* [RECORDS FOR THE EXERCISE]
━━━━━━━━━━━━━━━━

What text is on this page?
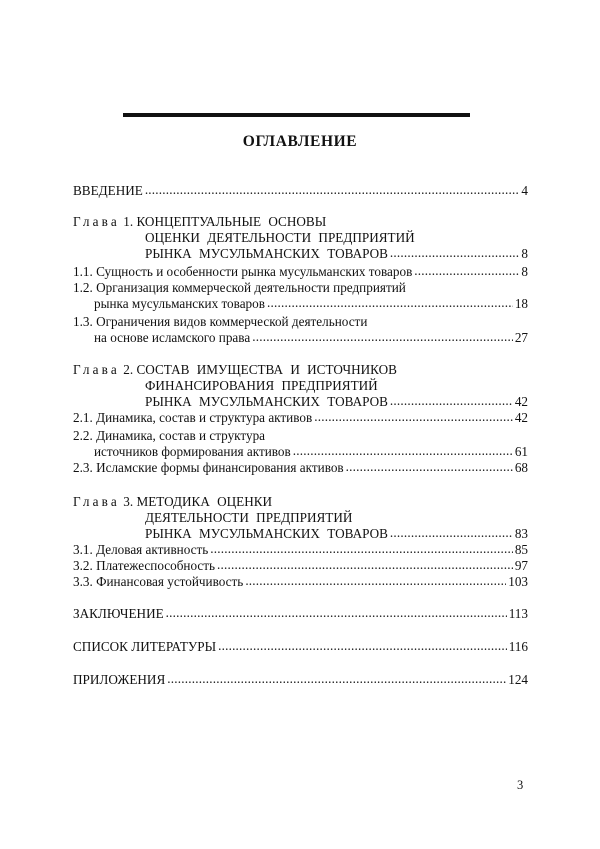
ОГЛАВЛЕНИЕ
ВВЕДЕНИЕ .....	4
Глава 1. КОНЦЕПТУАЛЬНЫЕ ОСНОВЫ
ОЦЕНКИ ДЕЯТЕЛЬНОСТИ ПРЕДПРИЯТИЙ
РЫНКА МУСУЛЬМАНСКИХ ТОВАРОВ .....	8
1.1. Сущность и особенности рынка мусульманских товаров .....	8
1.2. Организация коммерческой деятельности предприятий
рынка мусульманских товаров .....	18
1.3. Ограничения видов коммерческой деятельности
на основе исламского права .....	27
Глава 2. СОСТАВ ИМУЩЕСТВА И ИСТОЧНИКОВ
ФИНАНСИРОВАНИЯ ПРЕДПРИЯТИЙ
РЫНКА МУСУЛЬМАНСКИХ ТОВАРОВ .....	42
2.1. Динамика, состав и структура активов .....	42
2.2. Динамика, состав и структура
источников формирования активов .....	61
2.3. Исламские формы финансирования активов .....	68
Глава 3. МЕТОДИКА ОЦЕНКИ
ДЕЯТЕЛЬНОСТИ ПРЕДПРИЯТИЙ
РЫНКА МУСУЛЬМАНСКИХ ТОВАРОВ .....	83
3.1. Деловая активность .....	85
3.2. Платежеспособность .....	97
3.3. Финансовая устойчивость .....	103
ЗАКЛЮЧЕНИЕ .....	113
СПИСОК ЛИТЕРАТУРЫ .....	116
ПРИЛОЖЕНИЯ .....	124
3
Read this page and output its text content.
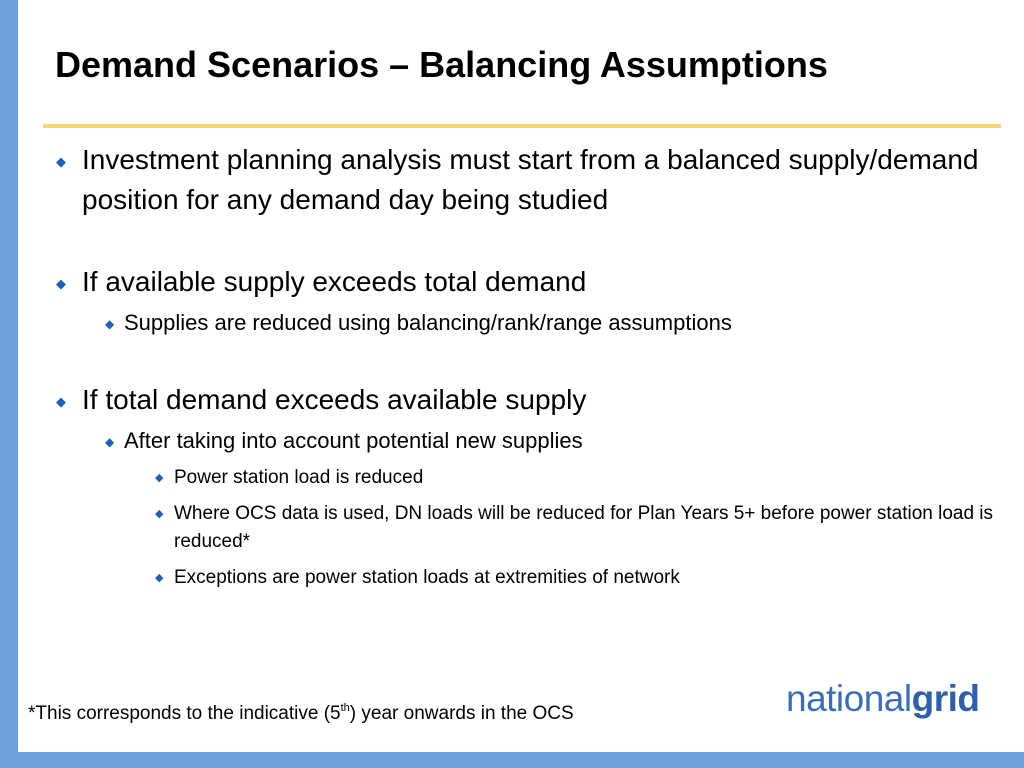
Demand Scenarios – Balancing Assumptions
◆ Investment planning analysis must start from a balanced supply/demand position for any demand day being studied
◆ If available supply exceeds total demand
◆ Supplies are reduced using balancing/rank/range assumptions
◆ If total demand exceeds available supply
◆ After taking into account potential new supplies
◆ Power station load is reduced
◆ Where OCS data is used, DN loads will be reduced for Plan Years 5+ before power station load is reduced*
◆ Exceptions are power station loads at extremities of network
*This corresponds to the indicative (5th) year onwards in the OCS	nationalgrid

━━━━━━━━━━━━━━━━

Every entry above should be duplicated exactly. Do not include the images.

What text is on this page?
ОГЛАВЛЕНИЕ
ВВЕДЕНИЕ .....	4
Глава 1. КОНЦЕПТУАЛЬНЫЕ ОСНОВЫ
ОЦЕНКИ ДЕЯТЕЛЬНОСТИ ПРЕДПРИЯТИЙ
РЫНКА МУСУЛЬМАНСКИХ ТОВАРОВ .....	8
1.1. Сущность и особенности рынка мусульманских товаров .....	8
1.2. Организация коммерческой деятельности предприятий
рынка мусульманских товаров .....	18
1.3. Ограничения видов коммерческой деятельности
на основе исламского права .....	27
Глава 2. СОСТАВ ИМУЩЕСТВА И ИСТОЧНИКОВ
ФИНАНСИРОВАНИЯ ПРЕДПРИЯТИЙ
РЫНКА МУСУЛЬМАНСКИХ ТОВАРОВ .....	42
2.1. Динамика, состав и структура активов .....	42
2.2. Динамика, состав и структура
источников формирования активов .....	61
2.3. Исламские формы финансирования активов .....	68
Глава 3. МЕТОДИКА ОЦЕНКИ
ДЕЯТЕЛЬНОСТИ ПРЕДПРИЯТИЙ
РЫНКА МУСУЛЬМАНСКИХ ТОВАРОВ .....	83
3.1. Деловая активность .....	85
3.2. Платежеспособность .....	97
3.3. Финансовая устойчивость .....	103
ЗАКЛЮЧЕНИЕ .....	113
СПИСОК ЛИТЕРАТУРЫ .....	116
ПРИЛОЖЕНИЯ .....	124
3
Read this page and output its text content.
Demand Scenarios – Balancing Assumptions
◆ Investment planning analysis must start from a balanced supply/demand position for any demand day being studied
◆ If available supply exceeds total demand
◆ Supplies are reduced using balancing/rank/range assumptions
◆ If total demand exceeds available supply
◆ After taking into account potential new supplies
◆ Power station load is reduced
◆ Where OCS data is used, DN loads will be reduced for Plan Years 5+ before power station load is reduced*
◆ Exceptions are power station loads at extremities of network
*This corresponds to the indicative (5th) year onwards in the OCS	nationalgrid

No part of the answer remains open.